Extracted records:
============================================================

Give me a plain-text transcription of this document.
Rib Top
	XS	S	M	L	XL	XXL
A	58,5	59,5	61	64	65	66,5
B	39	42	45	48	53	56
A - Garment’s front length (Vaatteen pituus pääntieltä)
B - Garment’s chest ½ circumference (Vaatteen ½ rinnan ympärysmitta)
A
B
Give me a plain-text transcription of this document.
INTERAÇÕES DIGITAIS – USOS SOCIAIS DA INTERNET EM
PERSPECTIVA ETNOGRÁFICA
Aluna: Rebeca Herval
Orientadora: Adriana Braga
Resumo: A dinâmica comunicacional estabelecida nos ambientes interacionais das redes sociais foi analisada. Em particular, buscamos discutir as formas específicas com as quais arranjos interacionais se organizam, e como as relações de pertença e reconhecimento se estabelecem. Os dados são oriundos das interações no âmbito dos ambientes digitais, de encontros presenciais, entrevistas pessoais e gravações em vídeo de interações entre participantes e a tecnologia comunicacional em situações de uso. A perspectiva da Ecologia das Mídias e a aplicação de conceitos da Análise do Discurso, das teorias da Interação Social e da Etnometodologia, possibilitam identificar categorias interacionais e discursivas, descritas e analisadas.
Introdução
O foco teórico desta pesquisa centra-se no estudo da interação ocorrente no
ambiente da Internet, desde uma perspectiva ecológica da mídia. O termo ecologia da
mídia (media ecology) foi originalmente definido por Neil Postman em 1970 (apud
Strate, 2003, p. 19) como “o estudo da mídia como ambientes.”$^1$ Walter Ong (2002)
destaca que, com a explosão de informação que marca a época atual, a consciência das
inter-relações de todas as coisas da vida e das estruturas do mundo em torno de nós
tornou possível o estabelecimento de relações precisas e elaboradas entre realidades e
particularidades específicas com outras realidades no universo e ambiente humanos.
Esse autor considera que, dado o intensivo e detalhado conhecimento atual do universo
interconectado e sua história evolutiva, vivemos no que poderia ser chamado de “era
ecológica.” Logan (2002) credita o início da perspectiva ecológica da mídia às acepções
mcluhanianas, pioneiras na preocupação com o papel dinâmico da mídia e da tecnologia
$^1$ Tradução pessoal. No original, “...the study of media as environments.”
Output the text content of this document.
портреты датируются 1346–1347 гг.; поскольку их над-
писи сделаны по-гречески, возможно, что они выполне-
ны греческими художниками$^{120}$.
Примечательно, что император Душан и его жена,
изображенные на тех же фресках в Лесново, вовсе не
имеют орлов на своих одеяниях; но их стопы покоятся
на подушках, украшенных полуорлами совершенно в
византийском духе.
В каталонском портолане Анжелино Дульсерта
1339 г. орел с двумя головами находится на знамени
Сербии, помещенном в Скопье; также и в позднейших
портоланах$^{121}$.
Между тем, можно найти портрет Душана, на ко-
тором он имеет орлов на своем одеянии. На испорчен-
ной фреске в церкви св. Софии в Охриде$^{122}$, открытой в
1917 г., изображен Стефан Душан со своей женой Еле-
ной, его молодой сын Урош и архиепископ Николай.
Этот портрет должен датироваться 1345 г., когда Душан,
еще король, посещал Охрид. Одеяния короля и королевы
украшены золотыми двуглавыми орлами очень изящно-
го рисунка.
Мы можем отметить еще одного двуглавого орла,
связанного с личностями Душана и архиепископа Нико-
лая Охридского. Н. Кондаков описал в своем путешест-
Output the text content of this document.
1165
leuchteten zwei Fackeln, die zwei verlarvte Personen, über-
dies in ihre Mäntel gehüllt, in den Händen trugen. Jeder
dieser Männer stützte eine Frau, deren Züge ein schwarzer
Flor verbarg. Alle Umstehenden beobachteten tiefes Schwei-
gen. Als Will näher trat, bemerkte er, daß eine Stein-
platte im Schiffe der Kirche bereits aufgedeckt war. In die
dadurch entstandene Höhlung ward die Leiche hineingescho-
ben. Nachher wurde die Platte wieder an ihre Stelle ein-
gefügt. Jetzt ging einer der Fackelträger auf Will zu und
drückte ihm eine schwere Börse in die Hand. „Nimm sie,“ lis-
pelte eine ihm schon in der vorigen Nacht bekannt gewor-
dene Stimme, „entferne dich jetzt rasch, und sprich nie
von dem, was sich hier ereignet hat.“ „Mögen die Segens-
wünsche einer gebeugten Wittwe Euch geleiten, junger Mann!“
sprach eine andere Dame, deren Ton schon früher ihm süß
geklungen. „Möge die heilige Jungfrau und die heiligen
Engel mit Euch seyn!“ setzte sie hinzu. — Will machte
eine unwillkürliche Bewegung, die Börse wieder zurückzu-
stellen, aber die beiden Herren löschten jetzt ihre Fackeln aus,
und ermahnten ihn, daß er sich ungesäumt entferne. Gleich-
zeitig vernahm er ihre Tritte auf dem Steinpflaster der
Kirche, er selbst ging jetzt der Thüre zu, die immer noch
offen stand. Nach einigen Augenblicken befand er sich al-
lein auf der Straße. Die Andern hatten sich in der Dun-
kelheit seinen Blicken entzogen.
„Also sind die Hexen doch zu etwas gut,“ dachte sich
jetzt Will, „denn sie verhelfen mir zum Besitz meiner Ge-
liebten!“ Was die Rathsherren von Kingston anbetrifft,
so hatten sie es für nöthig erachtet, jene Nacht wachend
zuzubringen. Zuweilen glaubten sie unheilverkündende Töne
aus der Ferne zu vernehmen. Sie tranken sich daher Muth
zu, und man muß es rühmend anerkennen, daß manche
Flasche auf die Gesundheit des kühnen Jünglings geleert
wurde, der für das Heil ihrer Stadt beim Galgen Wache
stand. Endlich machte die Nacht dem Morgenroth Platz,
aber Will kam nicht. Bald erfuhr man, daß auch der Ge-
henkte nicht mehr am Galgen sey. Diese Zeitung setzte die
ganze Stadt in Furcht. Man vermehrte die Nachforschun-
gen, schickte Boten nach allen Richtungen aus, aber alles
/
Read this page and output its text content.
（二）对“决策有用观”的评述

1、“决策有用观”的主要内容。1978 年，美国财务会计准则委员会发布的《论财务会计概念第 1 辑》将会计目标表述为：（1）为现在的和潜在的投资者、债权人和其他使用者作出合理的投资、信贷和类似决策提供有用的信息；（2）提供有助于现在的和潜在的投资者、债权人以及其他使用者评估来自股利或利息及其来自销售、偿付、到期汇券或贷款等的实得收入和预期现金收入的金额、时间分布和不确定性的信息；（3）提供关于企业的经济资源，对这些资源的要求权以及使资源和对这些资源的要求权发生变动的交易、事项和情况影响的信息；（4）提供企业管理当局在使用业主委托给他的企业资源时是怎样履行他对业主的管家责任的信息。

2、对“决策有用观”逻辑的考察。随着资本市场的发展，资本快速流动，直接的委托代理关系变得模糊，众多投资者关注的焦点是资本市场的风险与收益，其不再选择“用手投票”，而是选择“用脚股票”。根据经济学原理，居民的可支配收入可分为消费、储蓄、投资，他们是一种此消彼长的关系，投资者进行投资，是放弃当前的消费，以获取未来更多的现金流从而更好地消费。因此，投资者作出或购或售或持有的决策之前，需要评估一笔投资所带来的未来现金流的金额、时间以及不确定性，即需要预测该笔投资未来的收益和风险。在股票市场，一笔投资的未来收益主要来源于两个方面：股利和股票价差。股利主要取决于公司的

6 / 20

============================================================

Written task: All entries must be repeated verbatim.

Answer for this exercise:
Give me a plain-text transcription of this document.
Rib Top
	XS	S	M	L	XL	XXL
A	58,5	59,5	61	64	65	66,5
B	39	42	45	48	53	56
A - Garment’s front length (Vaatteen pituus pääntieltä)
B - Garment’s chest ½ circumference (Vaatteen ½ rinnan ympärysmitta)
A
B
Give me a plain-text transcription of this document.
INTERAÇÕES DIGITAIS – USOS SOCIAIS DA INTERNET EM
PERSPECTIVA ETNOGRÁFICA
Aluna: Rebeca Herval
Orientadora: Adriana Braga
Resumo: A dinâmica comunicacional estabelecida nos ambientes interacionais das redes sociais foi analisada. Em particular, buscamos discutir as formas específicas com as quais arranjos interacionais se organizam, e como as relações de pertença e reconhecimento se estabelecem. Os dados são oriundos das interações no âmbito dos ambientes digitais, de encontros presenciais, entrevistas pessoais e gravações em vídeo de interações entre participantes e a tecnologia comunicacional em situações de uso. A perspectiva da Ecologia das Mídias e a aplicação de conceitos da Análise do Discurso, das teorias da Interação Social e da Etnometodologia, possibilitam identificar categorias interacionais e discursivas, descritas e analisadas.
Introdução
O foco teórico desta pesquisa centra-se no estudo da interação ocorrente no
ambiente da Internet, desde uma perspectiva ecológica da mídia. O termo ecologia da
mídia (media ecology) foi originalmente definido por Neil Postman em 1970 (apud
Strate, 2003, p. 19) como “o estudo da mídia como ambientes.”$^1$ Walter Ong (2002)
destaca que, com a explosão de informação que marca a época atual, a consciência das
inter-relações de todas as coisas da vida e das estruturas do mundo em torno de nós
tornou possível o estabelecimento de relações precisas e elaboradas entre realidades e
particularidades específicas com outras realidades no universo e ambiente humanos.
Esse autor considera que, dado o intensivo e detalhado conhecimento atual do universo
interconectado e sua história evolutiva, vivemos no que poderia ser chamado de “era
ecológica.” Logan (2002) credita o início da perspectiva ecológica da mídia às acepções
mcluhanianas, pioneiras na preocupação com o papel dinâmico da mídia e da tecnologia
$^1$ Tradução pessoal. No original, “...the study of media as environments.”
Output the text content of this document.
портреты датируются 1346–1347 гг.; поскольку их над-
писи сделаны по-гречески, возможно, что они выполне-
ны греческими художниками$^{120}$.
Примечательно, что император Душан и его жена,
изображенные на тех же фресках в Лесново, вовсе не
имеют орлов на своих одеяниях; но их стопы покоятся
на подушках, украшенных полуорлами совершенно в
византийском духе.
В каталонском портолане Анжелино Дульсерта
1339 г. орел с двумя головами находится на знамени
Сербии, помещенном в Скопье; также и в позднейших
портоланах$^{121}$.
Между тем, можно найти портрет Душана, на ко-
тором он имеет орлов на своем одеянии. На испорчен-
ной фреске в церкви св. Софии в Охриде$^{122}$, открытой в
1917 г., изображен Стефан Душан со своей женой Еле-
ной, его молодой сын Урош и архиепископ Николай.
Этот портрет должен датироваться 1345 г., когда Душан,
еще король, посещал Охрид. Одеяния короля и королевы
украшены золотыми двуглавыми орлами очень изящно-
го рисунка.
Мы можем отметить еще одного двуглавого орла,
связанного с личностями Душана и архиепископа Нико-
лая Охридского. Н. Кондаков описал в своем путешест-
Output the text content of this document.
1165
leuchteten zwei Fackeln, die zwei verlarvte Personen, über-
dies in ihre Mäntel gehüllt, in den Händen trugen. Jeder
dieser Männer stützte eine Frau, deren Züge ein schwarzer
Flor verbarg. Alle Umstehenden beobachteten tiefes Schwei-
gen. Als Will näher trat, bemerkte er, daß eine Stein-
platte im Schiffe der Kirche bereits aufgedeckt war. In die
dadurch entstandene Höhlung ward die Leiche hineingescho-
ben. Nachher wurde die Platte wieder an ihre Stelle ein-
gefügt. Jetzt ging einer der Fackelträger auf Will zu und
drückte ihm eine schwere Börse in die Hand. „Nimm sie,“ lis-
pelte eine ihm schon in der vorigen Nacht bekannt gewor-
dene Stimme, „entferne dich jetzt rasch, und sprich nie
von dem, was sich hier ereignet hat.“ „Mögen die Segens-
wünsche einer gebeugten Wittwe Euch geleiten, junger Mann!“
sprach eine andere Dame, deren Ton schon früher ihm süß
geklungen. „Möge die heilige Jungfrau und die heiligen
Engel mit Euch seyn!“ setzte sie hinzu. — Will machte
eine unwillkürliche Bewegung, die Börse wieder zurückzu-
stellen, aber die beiden Herren löschten jetzt ihre Fackeln aus,
und ermahnten ihn, daß er sich ungesäumt entferne. Gleich-
zeitig vernahm er ihre Tritte auf dem Steinpflaster der
Kirche, er selbst ging jetzt der Thüre zu, die immer noch
offen stand. Nach einigen Augenblicken befand er sich al-
lein auf der Straße. Die Andern hatten sich in der Dun-
kelheit seinen Blicken entzogen.
„Also sind die Hexen doch zu etwas gut,“ dachte sich
jetzt Will, „denn sie verhelfen mir zum Besitz meiner Ge-
liebten!“ Was die Rathsherren von Kingston anbetrifft,
so hatten sie es für nöthig erachtet, jene Nacht wachend
zuzubringen. Zuweilen glaubten sie unheilverkündende Töne
aus der Ferne zu vernehmen. Sie tranken sich daher Muth
zu, und man muß es rühmend anerkennen, daß manche
Flasche auf die Gesundheit des kühnen Jünglings geleert
wurde, der für das Heil ihrer Stadt beim Galgen Wache
stand. Endlich machte die Nacht dem Morgenroth Platz,
aber Will kam nicht. Bald erfuhr man, daß auch der Ge-
henkte nicht mehr am Galgen sey. Diese Zeitung setzte die
ganze Stadt in Furcht. Man vermehrte die Nachforschun-
gen, schickte Boten nach allen Richtungen aus, aber alles
/
Read this page and output its text content.
（二）对“决策有用观”的评述

1、“决策有用观”的主要内容。1978 年，美国财务会计准则委员会发布的《论财务会计概念第 1 辑》将会计目标表述为：（1）为现在的和潜在的投资者、债权人和其他使用者作出合理的投资、信贷和类似决策提供有用的信息；（2）提供有助于现在的和潜在的投资者、债权人以及其他使用者评估来自股利或利息及其来自销售、偿付、到期汇券或贷款等的实得收入和预期现金收入的金额、时间分布和不确定性的信息；（3）提供关于企业的经济资源，对这些资源的要求权以及使资源和对这些资源的要求权发生变动的交易、事项和情况影响的信息；（4）提供企业管理当局在使用业主委托给他的企业资源时是怎样履行他对业主的管家责任的信息。

2、对“决策有用观”逻辑的考察。随着资本市场的发展，资本快速流动，直接的委托代理关系变得模糊，众多投资者关注的焦点是资本市场的风险与收益，其不再选择“用手投票”，而是选择“用脚股票”。根据经济学原理，居民的可支配收入可分为消费、储蓄、投资，他们是一种此消彼长的关系，投资者进行投资，是放弃当前的消费，以获取未来更多的现金流从而更好地消费。因此，投资者作出或购或售或持有的决策之前，需要评估一笔投资所带来的未来现金流的金额、时间以及不确定性，即需要预测该笔投资未来的收益和风险。在股票市场，一笔投资的未来收益主要来源于两个方面：股利和股票价差。股利主要取决于公司的

6 / 20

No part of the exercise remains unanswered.